### Textauszug
======

China goes Deutsch-Südwest

Eine chinesische Jugendnationalmannschaft in der deutschen Regionalliga Südwest? Keine Fake News, kein Aprilscherz, sondern offenbar ein weitgehend ausverhandelter Plan. Zwar soll einiges an Geld aus dem Reich der Mitte in den hiesigen Fußball fließen. Dennoch regt sich Widerstand. Und das ist auch gut so!


Regionalliga kommt von Region. Und in der Regionalliga Südwest spielten bisher auch Teams aus der Region. Mannschaften mit klangvollen Namen – wie beispielsweise Kickers Offenbach, der SV Waldhof Mannheim (SVW) oder der 1. FC Saarbrücken – ebenso wie solche, bei denen die Provinz bereits im Namen steckt. So wie beim FC-Astoria Walldorf, dem TSV Steinbach oder dem SV Elversberg. In den Reigen dieser Vereine soll sich künftig auch die U 20-Nationalmannschaft aus der Volksrepublik China einreihen. So zumindest stand es im „Kicker“ sowie in mehreren, an sich seriösen Tageszeitungen – und nicht in der „Titanic“ oder im „Postillion“.

Ein chinesisches Team in der deutschen Regionalliga Südwest, zwar außer Konkurrenz antretend, aber irgendwie doch in den Spielplan integriert? Wenn man da nicht im Erdkundeunterricht etwas komplett falsch verstanden hat oder China künftig Deutsch-Südwest heißen sollte, dann muss die Kommerzialisierung des Sports bereits so weit fortgeschritten sein, dass selbst die Gesetze der Geographie keine Bedeutung mehr zu haben scheinen. In den Reihen des Deutschen Fußball Bundes (DFB), so dünkt es, hat manch einer das Maß für das vernünftig Machbare und den letzten Hauch von Respekt vor Fans und Traditionen fahren lassen.

Jedes Team soll 15.000 Euro erhalten

Natürlich kann man die Geschäftsführer der oft klammen Regionalligaklubs verstehen, wenn sie einwilligen, für 15.000 Euro Prämie zwei Spiele pro Saison gegen eine Elf aus Asien auszutragen. Und es entbehrt nicht einer gewissen Logik, wenn die Verantwortlichen darauf hinweisen, dass bei einer Liga mit 19 Teams jede Woche eine Mannschaft spielfrei hat. Diese freien Tage würden sich optimal anbieten, um mit den Partien gegen die Chinesen die Kassen aufzubessern und zugleich fußballerische Entwicklungshilfe zu leisten.

======

Daten der Box-Annotationen:

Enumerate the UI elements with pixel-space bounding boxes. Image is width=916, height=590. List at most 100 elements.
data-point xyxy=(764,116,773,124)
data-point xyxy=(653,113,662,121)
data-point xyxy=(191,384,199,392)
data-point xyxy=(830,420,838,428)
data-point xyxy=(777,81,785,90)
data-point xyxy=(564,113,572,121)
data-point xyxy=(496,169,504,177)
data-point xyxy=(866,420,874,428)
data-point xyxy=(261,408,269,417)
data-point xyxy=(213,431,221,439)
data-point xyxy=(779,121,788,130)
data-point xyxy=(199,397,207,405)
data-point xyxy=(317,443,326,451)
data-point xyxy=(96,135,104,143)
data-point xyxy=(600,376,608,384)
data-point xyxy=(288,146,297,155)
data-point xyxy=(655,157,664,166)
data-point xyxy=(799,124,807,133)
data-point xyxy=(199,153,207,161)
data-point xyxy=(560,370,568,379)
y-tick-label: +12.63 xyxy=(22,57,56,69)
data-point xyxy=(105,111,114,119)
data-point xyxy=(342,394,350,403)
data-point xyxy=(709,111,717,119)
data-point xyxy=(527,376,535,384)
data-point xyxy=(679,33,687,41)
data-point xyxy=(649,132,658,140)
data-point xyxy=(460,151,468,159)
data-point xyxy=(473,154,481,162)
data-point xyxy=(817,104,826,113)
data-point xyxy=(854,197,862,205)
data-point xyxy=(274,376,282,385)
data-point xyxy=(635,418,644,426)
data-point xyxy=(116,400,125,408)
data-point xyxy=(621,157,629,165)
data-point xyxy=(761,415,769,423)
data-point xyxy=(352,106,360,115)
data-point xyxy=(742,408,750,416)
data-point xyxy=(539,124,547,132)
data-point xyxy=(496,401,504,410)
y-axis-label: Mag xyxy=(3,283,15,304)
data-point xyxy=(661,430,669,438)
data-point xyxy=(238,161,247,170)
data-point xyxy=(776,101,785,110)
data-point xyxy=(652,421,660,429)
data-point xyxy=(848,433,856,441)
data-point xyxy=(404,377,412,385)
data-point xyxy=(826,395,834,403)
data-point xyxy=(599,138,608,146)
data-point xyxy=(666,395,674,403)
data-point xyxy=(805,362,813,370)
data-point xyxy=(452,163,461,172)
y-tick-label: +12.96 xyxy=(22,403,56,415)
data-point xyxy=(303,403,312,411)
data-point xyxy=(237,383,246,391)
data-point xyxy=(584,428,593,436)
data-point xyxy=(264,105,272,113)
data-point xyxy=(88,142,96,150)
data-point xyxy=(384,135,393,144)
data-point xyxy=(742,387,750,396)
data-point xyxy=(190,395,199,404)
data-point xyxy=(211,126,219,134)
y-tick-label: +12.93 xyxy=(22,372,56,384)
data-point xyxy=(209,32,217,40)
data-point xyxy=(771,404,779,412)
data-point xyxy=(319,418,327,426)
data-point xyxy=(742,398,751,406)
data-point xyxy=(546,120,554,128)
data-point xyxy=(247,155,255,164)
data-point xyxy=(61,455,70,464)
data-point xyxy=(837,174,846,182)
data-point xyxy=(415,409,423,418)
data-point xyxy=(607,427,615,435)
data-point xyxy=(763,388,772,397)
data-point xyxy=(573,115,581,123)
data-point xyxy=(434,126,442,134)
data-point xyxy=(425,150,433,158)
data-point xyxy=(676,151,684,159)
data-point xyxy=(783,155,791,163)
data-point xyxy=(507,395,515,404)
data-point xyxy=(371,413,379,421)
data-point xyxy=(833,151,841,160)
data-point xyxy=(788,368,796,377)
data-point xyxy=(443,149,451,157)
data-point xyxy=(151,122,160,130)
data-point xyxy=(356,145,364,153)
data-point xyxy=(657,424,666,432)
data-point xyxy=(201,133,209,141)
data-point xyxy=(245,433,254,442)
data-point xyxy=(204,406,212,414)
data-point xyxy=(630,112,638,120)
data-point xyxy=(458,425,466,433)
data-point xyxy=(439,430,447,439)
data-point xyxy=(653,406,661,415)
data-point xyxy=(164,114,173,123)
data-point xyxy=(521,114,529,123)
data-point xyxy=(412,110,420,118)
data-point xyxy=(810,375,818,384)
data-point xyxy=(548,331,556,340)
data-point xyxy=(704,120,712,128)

======

### Aufgaben
A: Fasse den Absatz, der mit „Regionalliga kommt von Region.“ beginnt, im Textauszug als knappe Stichpunktliste zusammen, ohne seine wesentlichen Angaben wegzulassen.
B: Welche Prämie sollen die Regionalligaklubs laut dem Textauszug erhalten, und wofür?
C: Führe den Kommentar über die chinesische Mannschaft in der Regionalliga Südwest im Anschluss an seinen letzten Satz mit einigen Sätzen fort.

### Antworten
A:
- In der Regionalliga Südwest spielten bisher Teams aus der Region.
- Dazu gehören Vereine mit klangvollen Namen wie Kickers Offenbach, der SV Waldhof Mannheim und der 1. FC Saarbrücken.
- Dazu gehören auch Vereine, bei denen die Provinz schon im Namen steckt, etwa der FC-Astoria Walldorf, der TSV Steinbach und der SV Elversberg.
- Künftig soll sich die U 20-Nationalmannschaft der Volksrepublik China einreihen.
- Das berichteten der „Kicker“ und mehrere seriöse Tageszeitungen, nicht die „Titanic“ oder der „Postillion“.

B: Jeder Klub soll 15.000 Euro für zwei Spiele pro Saison gegen die chinesische Mannschaft erhalten.

C:
Dennoch tun sich Fragen auf. Aufgrund eines nicht ganz unkomplizierten Modus stiegen in diesem Jahr insgesamt sechs Teams aus der Regionalliga Südwest ab. Die Regularien genau zu erläutern, dürfte beinahe genauso viel Zeit in Anspruch nehmen wie eine Einführung in die Quantenphysik. Holzschnittartig lässt sich aber sagen: Die Zahl der Teams in der Liga hängt von der genauen Zahl der Absteiger aus der höherrangigen Dritten Liga und den Resultaten der Aufstiegsspiele gegen die besten Teams der anderen Regionalligen ab.

Besonders hart traf es aktuell den FK Pirmasens, der die Spielrunde immerhin als vierzehntes von insgesamt 19 Teams abgeschlossen hatte. Eine Platzierung, bei der man normalerweise mit nichts mit einem Abstieg zu tun hat. Da dieses Mal aber zwei Südwestteams aus der Dritten Liga absteigen mussten und keine Mannschaft den Aufstieg gepackt hat, hieß es für die Pirmasenser: Dumm gelaufen!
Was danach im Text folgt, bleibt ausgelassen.